## TO DO
Return the listing below in full, with every line exactly as it is.

** BEGIN GIVEN RECORDS **

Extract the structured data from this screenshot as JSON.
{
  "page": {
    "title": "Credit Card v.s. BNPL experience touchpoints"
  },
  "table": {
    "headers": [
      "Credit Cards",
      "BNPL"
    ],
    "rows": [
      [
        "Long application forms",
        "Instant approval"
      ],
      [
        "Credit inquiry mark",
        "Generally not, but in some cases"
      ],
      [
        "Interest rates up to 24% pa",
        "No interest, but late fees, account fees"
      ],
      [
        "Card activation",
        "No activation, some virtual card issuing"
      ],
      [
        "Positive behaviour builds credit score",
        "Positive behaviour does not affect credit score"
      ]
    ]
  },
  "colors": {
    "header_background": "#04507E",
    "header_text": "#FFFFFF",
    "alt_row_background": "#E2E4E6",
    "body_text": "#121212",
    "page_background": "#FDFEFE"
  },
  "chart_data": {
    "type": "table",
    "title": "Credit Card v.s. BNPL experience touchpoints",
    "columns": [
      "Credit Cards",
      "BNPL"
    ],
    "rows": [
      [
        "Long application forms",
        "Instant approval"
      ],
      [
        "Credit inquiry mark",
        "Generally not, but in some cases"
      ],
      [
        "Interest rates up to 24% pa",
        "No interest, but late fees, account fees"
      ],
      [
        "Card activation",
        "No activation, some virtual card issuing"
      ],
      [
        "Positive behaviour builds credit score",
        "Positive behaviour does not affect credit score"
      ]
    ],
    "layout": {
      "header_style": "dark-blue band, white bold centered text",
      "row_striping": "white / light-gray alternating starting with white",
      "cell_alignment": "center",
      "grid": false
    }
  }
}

** END GIVEN RECORDS **

## ANSWER FOR THIS EXERCISE
Extract the structured data from this screenshot as JSON.
{
  "page": {
    "title": "Credit Card v.s. BNPL experience touchpoints"
  },
  "table": {
    "headers": [
      "Credit Cards",
      "BNPL"
    ],
    "rows": [
      [
        "Long application forms",
        "Instant approval"
      ],
      [
        "Credit inquiry mark",
        "Generally not, but in some cases"
      ],
      [
        "Interest rates up to 24% pa",
        "No interest, but late fees, account fees"
      ],
      [
        "Card activation",
        "No activation, some virtual card issuing"
      ],
      [
        "Positive behaviour builds credit score",
        "Positive behaviour does not affect credit score"
      ]
    ]
  },
  "colors": {
    "header_background": "#04507E",
    "header_text": "#FFFFFF",
    "alt_row_background": "#E2E4E6",
    "body_text": "#121212",
    "page_background": "#FDFEFE"
  },
  "chart_data": {
    "type": "table",
    "title": "Credit Card v.s. BNPL experience touchpoints",
    "columns": [
      "Credit Cards",
      "BNPL"
    ],
    "rows": [
      [
        "Long application forms",
        "Instant approval"
      ],
      [
        "Credit inquiry mark",
        "Generally not, but in some cases"
      ],
      [
        "Interest rates up to 24% pa",
        "No interest, but late fees, account fees"
      ],
      [
        "Card activation",
        "No activation, some virtual card issuing"
      ],
      [
        "Positive behaviour builds credit score",
        "Positive behaviour does not affect credit score"
      ]
    ],
    "layout": {
      "header_style": "dark-blue band, white bold centered text",
      "row_striping": "white / light-gray alternating starting with white",
      "cell_alignment": "center",
      "grid": false
    }
  }
}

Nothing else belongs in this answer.